(Dataset rows about figures)
══════════

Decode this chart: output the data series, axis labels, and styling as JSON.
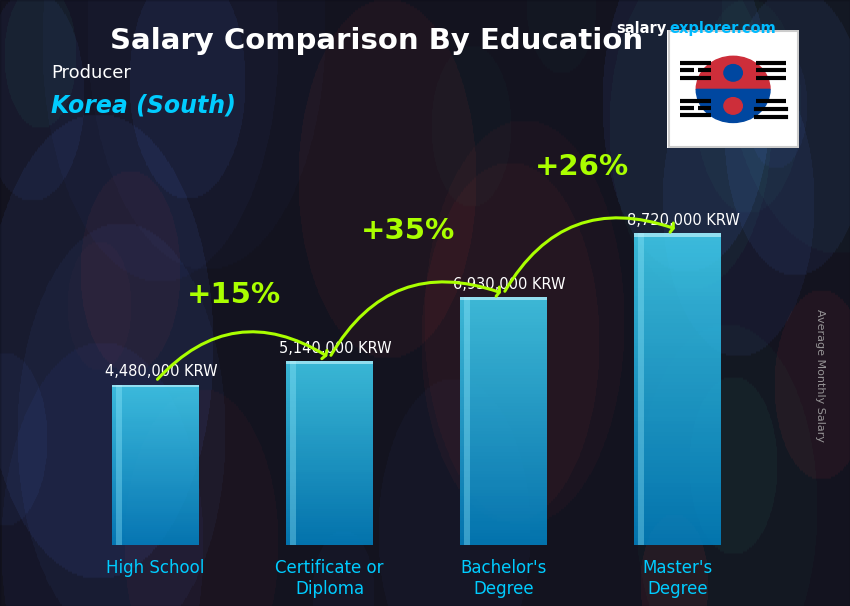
{
  "title": "Salary Comparison By Education",
  "subtitle_job": "Producer",
  "subtitle_country": "Korea (South)",
  "ylabel": "Average Monthly Salary",
  "brand1": "salary",
  "brand2": "explorer.com",
  "categories": [
    "High School",
    "Certificate or\nDiploma",
    "Bachelor's\nDegree",
    "Master's\nDegree"
  ],
  "values": [
    4480000,
    5140000,
    6930000,
    8720000
  ],
  "value_labels": [
    "4,480,000 KRW",
    "5,140,000 KRW",
    "6,930,000 KRW",
    "8,720,000 KRW"
  ],
  "pct_changes": [
    "+15%",
    "+35%",
    "+26%"
  ],
  "bar_color_top": "#55ddff",
  "bar_color_mid": "#22bbee",
  "bar_color_bottom": "#0088cc",
  "bar_alpha": 0.82,
  "bg_color": "#1c1c24",
  "title_color": "#ffffff",
  "subtitle_job_color": "#ffffff",
  "subtitle_country_color": "#00ccff",
  "value_label_color": "#ffffff",
  "pct_color": "#aaff00",
  "arrow_color": "#aaff00",
  "xtick_color": "#00ccff",
  "brand_color1": "#ffffff",
  "brand_color2": "#00bbff",
  "ylabel_color": "#aaaaaa",
  "ylim": [
    0,
    10500000
  ],
  "title_fontsize": 21,
  "subtitle_job_fontsize": 13,
  "subtitle_country_fontsize": 17,
  "value_fontsize": 10.5,
  "pct_fontsize": 21,
  "xtick_fontsize": 12,
  "ylabel_fontsize": 8,
  "bar_width": 0.5,
  "pct_positions": [
    [
      0,
      1,
      "+15%"
    ],
    [
      1,
      2,
      "+35%"
    ],
    [
      2,
      3,
      "+26%"
    ]
  ]
}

══════════

■ Goal
Every record above should be transcribed exactly; the pictures stay out of the copy.

■ Response
Decode this chart: output the data series, axis labels, and styling as JSON.
{
  "title": "Salary Comparison By Education",
  "subtitle_job": "Producer",
  "subtitle_country": "Korea (South)",
  "ylabel": "Average Monthly Salary",
  "brand1": "salary",
  "brand2": "explorer.com",
  "categories": [
    "High School",
    "Certificate or\nDiploma",
    "Bachelor's\nDegree",
    "Master's\nDegree"
  ],
  "values": [
    4480000,
    5140000,
    6930000,
    8720000
  ],
  "value_labels": [
    "4,480,000 KRW",
    "5,140,000 KRW",
    "6,930,000 KRW",
    "8,720,000 KRW"
  ],
  "pct_changes": [
    "+15%",
    "+35%",
    "+26%"
  ],
  "bar_color_top": "#55ddff",
  "bar_color_mid": "#22bbee",
  "bar_color_bottom": "#0088cc",
  "bar_alpha": 0.82,
  "bg_color": "#1c1c24",
  "title_color": "#ffffff",
  "subtitle_job_color": "#ffffff",
  "subtitle_country_color": "#00ccff",
  "value_label_color": "#ffffff",
  "pct_color": "#aaff00",
  "arrow_color": "#aaff00",
  "xtick_color": "#00ccff",
  "brand_color1": "#ffffff",
  "brand_color2": "#00bbff",
  "ylabel_color": "#aaaaaa",
  "ylim": [
    0,
    10500000
  ],
  "title_fontsize": 21,
  "subtitle_job_fontsize": 13,
  "subtitle_country_fontsize": 17,
  "value_fontsize": 10.5,
  "pct_fontsize": 21,
  "xtick_fontsize": 12,
  "ylabel_fontsize": 8,
  "bar_width": 0.5,
  "pct_positions": [
    [
      0,
      1,
      "+15%"
    ],
    [
      1,
      2,
      "+35%"
    ],
    [
      2,
      3,
      "+26%"
    ]
  ]
}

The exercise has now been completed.